**Provided data**.
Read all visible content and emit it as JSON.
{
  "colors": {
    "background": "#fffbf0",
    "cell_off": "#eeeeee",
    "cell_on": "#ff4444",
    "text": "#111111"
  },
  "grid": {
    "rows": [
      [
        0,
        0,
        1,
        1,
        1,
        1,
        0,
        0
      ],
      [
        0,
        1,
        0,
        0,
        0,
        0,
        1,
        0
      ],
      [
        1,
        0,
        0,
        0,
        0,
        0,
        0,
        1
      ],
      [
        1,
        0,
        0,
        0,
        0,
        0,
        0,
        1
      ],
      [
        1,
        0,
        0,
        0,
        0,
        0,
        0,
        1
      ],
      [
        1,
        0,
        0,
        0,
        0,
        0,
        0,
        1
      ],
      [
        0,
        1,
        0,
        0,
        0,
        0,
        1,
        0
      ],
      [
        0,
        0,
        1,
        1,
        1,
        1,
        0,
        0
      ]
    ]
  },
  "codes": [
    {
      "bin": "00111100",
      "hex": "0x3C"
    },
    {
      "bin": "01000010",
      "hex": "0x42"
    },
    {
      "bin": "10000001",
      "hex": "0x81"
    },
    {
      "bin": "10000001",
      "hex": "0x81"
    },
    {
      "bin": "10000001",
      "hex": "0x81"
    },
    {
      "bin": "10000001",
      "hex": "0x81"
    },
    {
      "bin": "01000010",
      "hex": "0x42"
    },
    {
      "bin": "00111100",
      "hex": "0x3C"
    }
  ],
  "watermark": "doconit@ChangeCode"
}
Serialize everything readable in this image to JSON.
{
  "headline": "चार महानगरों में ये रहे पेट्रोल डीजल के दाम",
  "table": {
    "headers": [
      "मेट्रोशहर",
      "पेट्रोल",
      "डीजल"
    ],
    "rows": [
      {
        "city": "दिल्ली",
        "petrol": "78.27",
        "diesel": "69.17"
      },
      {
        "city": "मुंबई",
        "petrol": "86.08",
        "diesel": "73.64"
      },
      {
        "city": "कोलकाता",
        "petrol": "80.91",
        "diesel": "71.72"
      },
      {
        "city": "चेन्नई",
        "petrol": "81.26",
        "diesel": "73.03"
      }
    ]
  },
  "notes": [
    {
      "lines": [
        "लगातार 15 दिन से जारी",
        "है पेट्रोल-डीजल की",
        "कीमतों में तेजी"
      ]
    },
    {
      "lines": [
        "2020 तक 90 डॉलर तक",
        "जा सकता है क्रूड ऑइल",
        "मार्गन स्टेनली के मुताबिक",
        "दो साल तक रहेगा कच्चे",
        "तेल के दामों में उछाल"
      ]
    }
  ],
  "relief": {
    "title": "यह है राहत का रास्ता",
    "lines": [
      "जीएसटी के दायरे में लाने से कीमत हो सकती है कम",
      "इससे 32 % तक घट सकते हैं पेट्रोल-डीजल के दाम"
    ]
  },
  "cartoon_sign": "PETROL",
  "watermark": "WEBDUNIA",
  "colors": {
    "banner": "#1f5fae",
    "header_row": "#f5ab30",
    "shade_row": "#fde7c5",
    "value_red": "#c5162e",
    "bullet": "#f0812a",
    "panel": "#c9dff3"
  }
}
==
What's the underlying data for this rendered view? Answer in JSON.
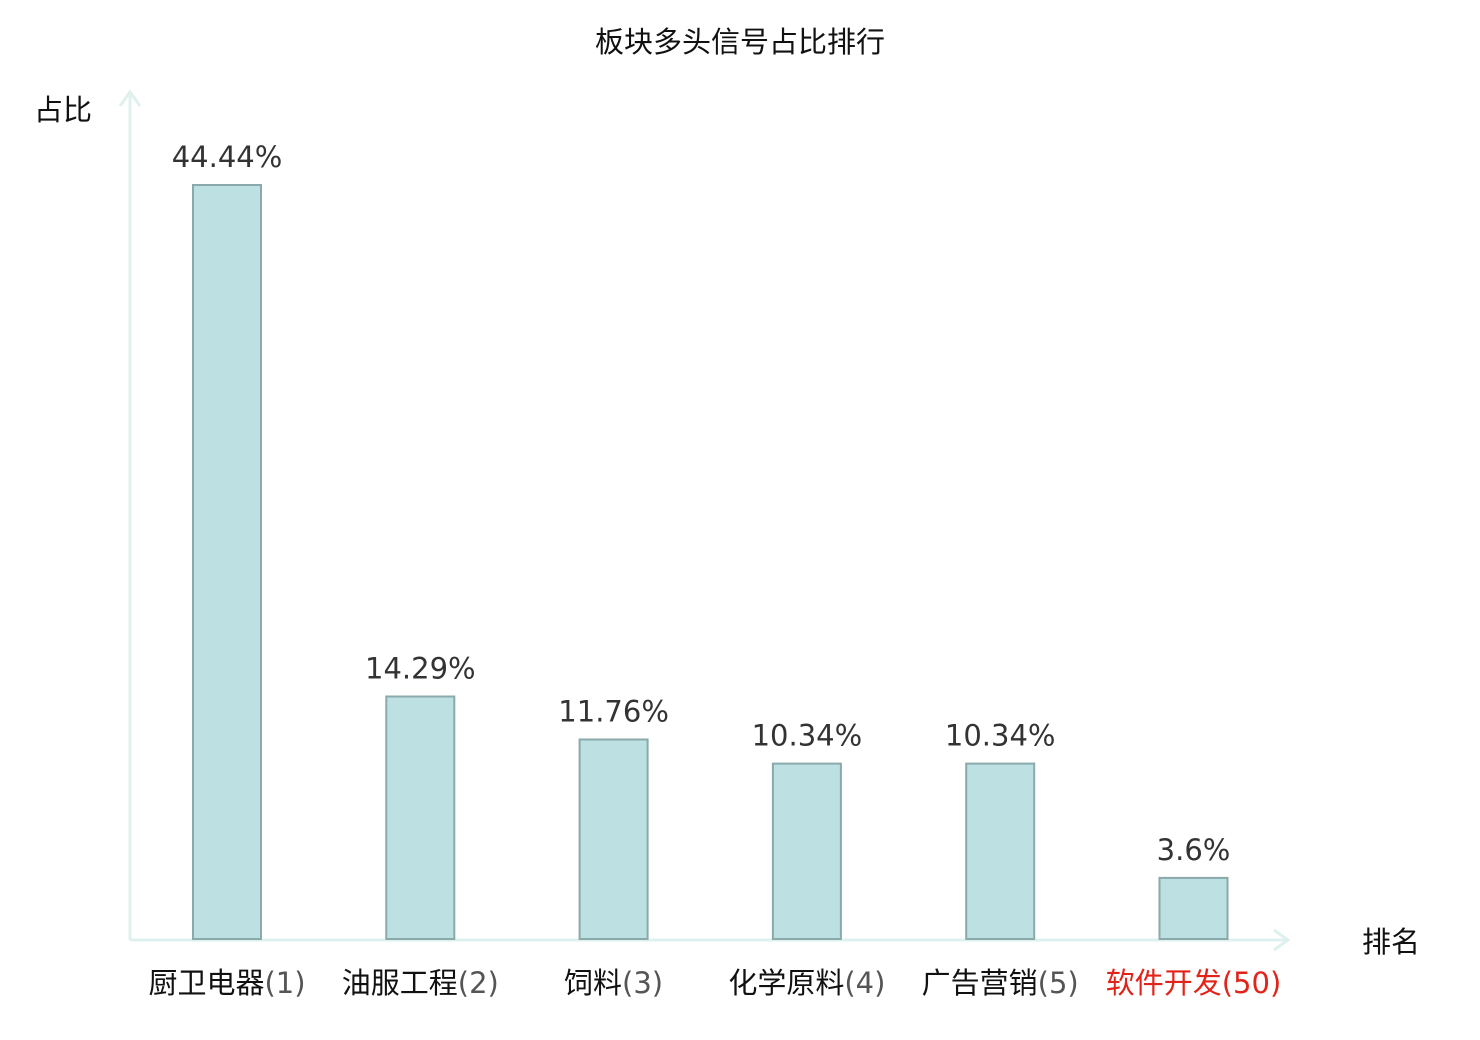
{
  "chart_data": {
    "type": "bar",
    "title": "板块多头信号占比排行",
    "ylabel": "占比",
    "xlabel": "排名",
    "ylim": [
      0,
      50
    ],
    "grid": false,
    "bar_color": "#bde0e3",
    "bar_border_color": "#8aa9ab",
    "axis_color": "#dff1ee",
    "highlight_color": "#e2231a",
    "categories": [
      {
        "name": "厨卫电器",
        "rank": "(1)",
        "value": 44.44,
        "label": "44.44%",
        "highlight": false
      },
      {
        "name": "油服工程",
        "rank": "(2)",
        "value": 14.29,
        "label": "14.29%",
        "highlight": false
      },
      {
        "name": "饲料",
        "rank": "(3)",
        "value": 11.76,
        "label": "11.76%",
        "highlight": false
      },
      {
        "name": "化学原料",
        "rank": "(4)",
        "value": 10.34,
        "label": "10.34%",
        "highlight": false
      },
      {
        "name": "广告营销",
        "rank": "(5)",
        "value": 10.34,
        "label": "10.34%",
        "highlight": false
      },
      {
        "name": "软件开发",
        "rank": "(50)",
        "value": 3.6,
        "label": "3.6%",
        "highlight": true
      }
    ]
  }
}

**Written exercise**. Extract, from the material above, each line holding the word "JSON".

**Result of the task**.
Read all visible content and emit it as JSON.
Serialize everything readable in this image to JSON.
What's the underlying data for this rendered view? Answer in JSON.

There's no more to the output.